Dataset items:
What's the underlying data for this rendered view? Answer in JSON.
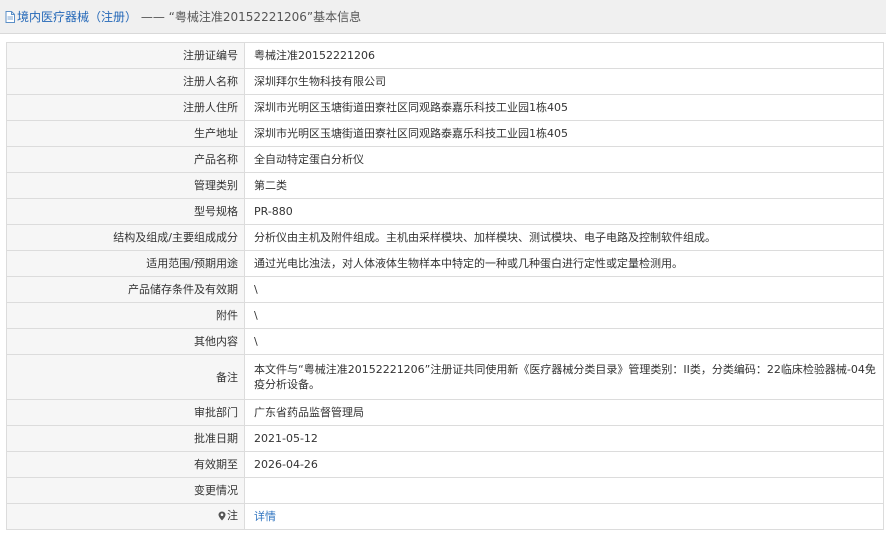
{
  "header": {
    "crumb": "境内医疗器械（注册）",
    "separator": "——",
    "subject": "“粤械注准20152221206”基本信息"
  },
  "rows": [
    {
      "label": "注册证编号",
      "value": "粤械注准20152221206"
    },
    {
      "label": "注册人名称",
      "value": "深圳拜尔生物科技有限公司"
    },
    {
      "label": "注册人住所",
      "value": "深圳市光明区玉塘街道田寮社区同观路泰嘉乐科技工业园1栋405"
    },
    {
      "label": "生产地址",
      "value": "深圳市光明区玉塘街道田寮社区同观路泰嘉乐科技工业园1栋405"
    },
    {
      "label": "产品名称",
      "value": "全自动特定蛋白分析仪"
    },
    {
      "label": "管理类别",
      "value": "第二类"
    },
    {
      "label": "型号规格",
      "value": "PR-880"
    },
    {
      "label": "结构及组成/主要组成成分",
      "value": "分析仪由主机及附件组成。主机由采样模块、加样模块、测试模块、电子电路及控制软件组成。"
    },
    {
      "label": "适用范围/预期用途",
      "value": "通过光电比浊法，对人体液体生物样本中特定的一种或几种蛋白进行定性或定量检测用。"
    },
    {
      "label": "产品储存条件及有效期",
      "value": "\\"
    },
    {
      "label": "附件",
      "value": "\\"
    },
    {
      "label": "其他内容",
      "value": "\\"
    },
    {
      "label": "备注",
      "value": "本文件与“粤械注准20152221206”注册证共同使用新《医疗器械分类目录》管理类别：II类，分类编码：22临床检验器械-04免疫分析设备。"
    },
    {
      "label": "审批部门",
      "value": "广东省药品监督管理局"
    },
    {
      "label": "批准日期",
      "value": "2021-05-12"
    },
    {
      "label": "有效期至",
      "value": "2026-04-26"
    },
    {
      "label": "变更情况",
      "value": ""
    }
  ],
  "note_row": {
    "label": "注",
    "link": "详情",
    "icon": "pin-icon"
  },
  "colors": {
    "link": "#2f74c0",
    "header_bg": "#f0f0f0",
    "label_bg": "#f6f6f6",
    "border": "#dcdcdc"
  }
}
* * *
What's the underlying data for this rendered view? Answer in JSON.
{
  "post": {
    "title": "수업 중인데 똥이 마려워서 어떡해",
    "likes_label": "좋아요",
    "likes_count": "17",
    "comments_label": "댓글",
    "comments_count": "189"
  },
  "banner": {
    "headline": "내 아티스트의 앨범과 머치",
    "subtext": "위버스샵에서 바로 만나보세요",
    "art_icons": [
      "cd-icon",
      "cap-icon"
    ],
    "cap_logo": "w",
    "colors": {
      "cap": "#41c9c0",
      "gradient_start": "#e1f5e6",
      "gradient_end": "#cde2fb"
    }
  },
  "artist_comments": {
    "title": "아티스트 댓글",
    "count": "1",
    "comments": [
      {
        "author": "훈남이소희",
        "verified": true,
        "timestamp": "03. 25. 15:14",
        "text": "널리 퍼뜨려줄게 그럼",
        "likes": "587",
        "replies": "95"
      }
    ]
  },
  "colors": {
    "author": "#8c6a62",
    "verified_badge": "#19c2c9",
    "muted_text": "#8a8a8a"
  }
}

Work to complete: From the data above, copy out every line with the string "管理类别" in it.

Complete response:
      "label": "管理类别",
      "value": "本文件与“粤械注准20152221206”注册证共同使用新《医疗器械分类目录》管理类别：II类，分类编码：22临床检验器械-04免疫分析设备。"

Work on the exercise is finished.